══ Supplied text ══
Ovary tumor
Sex cord stromal tumors

Author: Kyle C. Strickland, M.D., Ph.D. (see Authors page)
Deputy Editor Review: Debra Zynger, M.D.

Revised: 6 March 2018, last major update February 2018

Copyright: (c) 2002-2018, PathologyOutlines.com, Inc.

PubMed Search: Fibroma[TI] ovary[TIAB]

See also: Cellular fibroma, With minor sex cord elements
Cite this page: Strickland, K.C. Fibroma. PathologyOutlines.com website. http://www.pathologyoutlines.com/topic/ovarytumorfibroma.html. Accessed April 27th, 2018.
Definition / general
  • Benign fibroelastic tumor of the ovary that can be hypo or hypercellular
Essential features
  • Fibromas are stromal tumors composed of spindled, oval or round cells that produce variable amounts of collagen
  • Benign cellular fibromas can have up to 3 mitoses per 10 HPF
    • Cellular fibromas with ≥ 4 mitoses per 10 HPF are now termed "mitotically active cellular fibromas" and represent tumors of uncertain malignant potential
  • It is important to differentiate benign fibroma from diffuse adult type granulosa cell tumor, a potential mimic
ICD-10 coding
  • Ovarian fibroma (D27.9)
  • Ovarian fibroma, left (D27.1)
  • Ovarian fibroma, right (D27.0)
  • Ovarian fibroma with ascites and pleural effusion (D27.9, R18.8, J90)
  • Accounts for ~4% of ovarian tumors (Cancer 1981;47:2663)
  • Most common sex cord stromal tumor, encompassing ~70% of this category
  • Occur in patients 20 - 80 years, with an average age of ~50
  • Often discovered incidentally
  • Conventional fibromas are bilateral in 5 - 10% of cases, whereas cellular fibromas are invariably unilateral
  • Ovary
  • Meigs syndrome is defined as the presence of an adnexal mass accompanied by ascites and hydrothorax (Am J Obstet Gynecol 1937;33:249, Eur J Obstet Gynecol Reprod Biol 2000;92:199), which occurs in ~1% of patients with ovarian fibroma (Nucci: Gynecologic Pathology, 1st Edition, 2009)
  • Gorlin syndrome (basal cell nevus syndrome) is an autosomal dominant disease characterized by multiple basal cell carcinomas of the skin, as well as odontogenic keratocysts, palmoplantar pits, ectopic calcifications and other abnormalities
    • 2 - 25% of female patients with Gorlin syndrome are found to have ovarian fibromas, which are often bilateral, multinodular and calcified, particularly suspicious in pediatric populations (J Pediatr Adolesc Gynecol 2011;24:e5)
    • Occurs in patients with mutations of the human homologue of the Drosophila gene PTCH (patched)
═══
══ Extracted information ══
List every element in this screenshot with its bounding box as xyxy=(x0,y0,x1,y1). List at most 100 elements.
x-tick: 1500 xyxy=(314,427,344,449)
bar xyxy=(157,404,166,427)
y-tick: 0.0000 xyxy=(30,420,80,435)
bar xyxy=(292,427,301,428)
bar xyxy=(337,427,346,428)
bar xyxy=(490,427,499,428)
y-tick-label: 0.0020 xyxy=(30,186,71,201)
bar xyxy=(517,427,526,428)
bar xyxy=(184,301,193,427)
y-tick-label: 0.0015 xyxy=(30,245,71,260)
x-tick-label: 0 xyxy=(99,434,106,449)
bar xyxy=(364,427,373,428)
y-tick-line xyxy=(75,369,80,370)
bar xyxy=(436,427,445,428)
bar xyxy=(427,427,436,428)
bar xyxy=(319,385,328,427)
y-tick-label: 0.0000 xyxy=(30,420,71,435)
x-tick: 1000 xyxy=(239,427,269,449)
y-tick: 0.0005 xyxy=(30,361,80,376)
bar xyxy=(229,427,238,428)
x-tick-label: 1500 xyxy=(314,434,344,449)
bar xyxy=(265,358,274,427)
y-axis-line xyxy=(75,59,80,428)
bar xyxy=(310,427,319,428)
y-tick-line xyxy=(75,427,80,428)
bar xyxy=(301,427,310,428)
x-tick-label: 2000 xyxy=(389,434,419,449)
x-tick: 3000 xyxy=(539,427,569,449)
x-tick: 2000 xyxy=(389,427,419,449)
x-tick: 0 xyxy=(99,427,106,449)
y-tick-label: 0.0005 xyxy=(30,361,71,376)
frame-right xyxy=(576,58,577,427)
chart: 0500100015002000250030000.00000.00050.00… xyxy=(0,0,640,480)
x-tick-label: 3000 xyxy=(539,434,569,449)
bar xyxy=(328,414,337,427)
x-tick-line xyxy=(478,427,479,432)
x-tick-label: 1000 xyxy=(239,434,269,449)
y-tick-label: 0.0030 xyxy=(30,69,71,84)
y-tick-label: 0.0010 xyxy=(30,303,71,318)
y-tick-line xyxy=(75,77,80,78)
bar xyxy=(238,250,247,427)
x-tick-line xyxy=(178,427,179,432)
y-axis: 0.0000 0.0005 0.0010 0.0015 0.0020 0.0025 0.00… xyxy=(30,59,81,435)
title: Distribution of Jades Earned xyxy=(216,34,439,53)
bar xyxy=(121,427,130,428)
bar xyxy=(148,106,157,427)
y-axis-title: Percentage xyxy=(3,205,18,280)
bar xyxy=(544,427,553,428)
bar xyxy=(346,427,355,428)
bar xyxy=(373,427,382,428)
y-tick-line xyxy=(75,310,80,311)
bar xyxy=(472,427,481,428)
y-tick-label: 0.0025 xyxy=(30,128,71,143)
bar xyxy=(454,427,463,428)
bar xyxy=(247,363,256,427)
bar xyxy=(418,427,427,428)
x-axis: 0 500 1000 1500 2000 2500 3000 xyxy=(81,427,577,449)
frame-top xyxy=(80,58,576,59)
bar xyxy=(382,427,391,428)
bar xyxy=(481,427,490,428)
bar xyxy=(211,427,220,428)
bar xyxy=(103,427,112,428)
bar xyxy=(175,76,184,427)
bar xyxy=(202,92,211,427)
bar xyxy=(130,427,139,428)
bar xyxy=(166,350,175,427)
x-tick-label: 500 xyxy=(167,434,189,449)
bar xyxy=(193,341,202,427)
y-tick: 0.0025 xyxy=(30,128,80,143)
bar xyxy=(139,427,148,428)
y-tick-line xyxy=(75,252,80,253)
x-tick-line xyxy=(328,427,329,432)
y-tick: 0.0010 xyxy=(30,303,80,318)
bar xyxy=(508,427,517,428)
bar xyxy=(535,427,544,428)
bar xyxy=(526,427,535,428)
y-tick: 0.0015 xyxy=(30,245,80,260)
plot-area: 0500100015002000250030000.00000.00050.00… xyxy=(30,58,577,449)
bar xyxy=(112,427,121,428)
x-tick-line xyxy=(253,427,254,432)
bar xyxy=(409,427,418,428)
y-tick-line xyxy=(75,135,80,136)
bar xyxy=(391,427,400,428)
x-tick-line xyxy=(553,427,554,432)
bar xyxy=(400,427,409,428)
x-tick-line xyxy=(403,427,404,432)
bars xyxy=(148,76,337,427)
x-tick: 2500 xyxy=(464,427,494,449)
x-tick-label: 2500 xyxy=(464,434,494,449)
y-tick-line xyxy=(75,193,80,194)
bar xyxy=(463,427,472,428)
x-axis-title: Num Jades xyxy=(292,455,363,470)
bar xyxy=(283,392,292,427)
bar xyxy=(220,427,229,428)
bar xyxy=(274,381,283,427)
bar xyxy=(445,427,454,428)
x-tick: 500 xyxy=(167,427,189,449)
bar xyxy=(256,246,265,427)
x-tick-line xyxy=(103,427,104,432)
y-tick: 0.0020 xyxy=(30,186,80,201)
═══
Study questions:
A – List every ICD-10 coding entry in the ovarian fibroma text, with its code or codes.
B – Quote the stretch of the ovarian fibroma text from "Ovary tumor" through "April 27th, 2018.".

Solutions to the tasks:
A –
- Ovarian fibroma (D27.9)
- Ovarian fibroma, left (D27.1)
- Ovarian fibroma, right (D27.0)
- Ovarian fibroma with ascites and pleural effusion (D27.9, R18.8, J90)

B –
Ovary tumor
Sex cord stromal tumors

Author: Kyle C. Strickland, M.D., Ph.D. (see Authors page)
Deputy Editor Review: Debra Zynger, M.D.

Revised: 6 March 2018, last major update February 2018

Copyright: (c) 2002-2018, PathologyOutlines.com, Inc.

PubMed Search: Fibroma[TI] ovary[TIAB]

See also: Cellular fibroma, With minor sex cord elements
Cite this page: Strickland, K.C. Fibroma. PathologyOutlines.com website. http://www.pathologyoutlines.com/topic/ovarytumorfibroma.html. Accessed April 27th, 2018.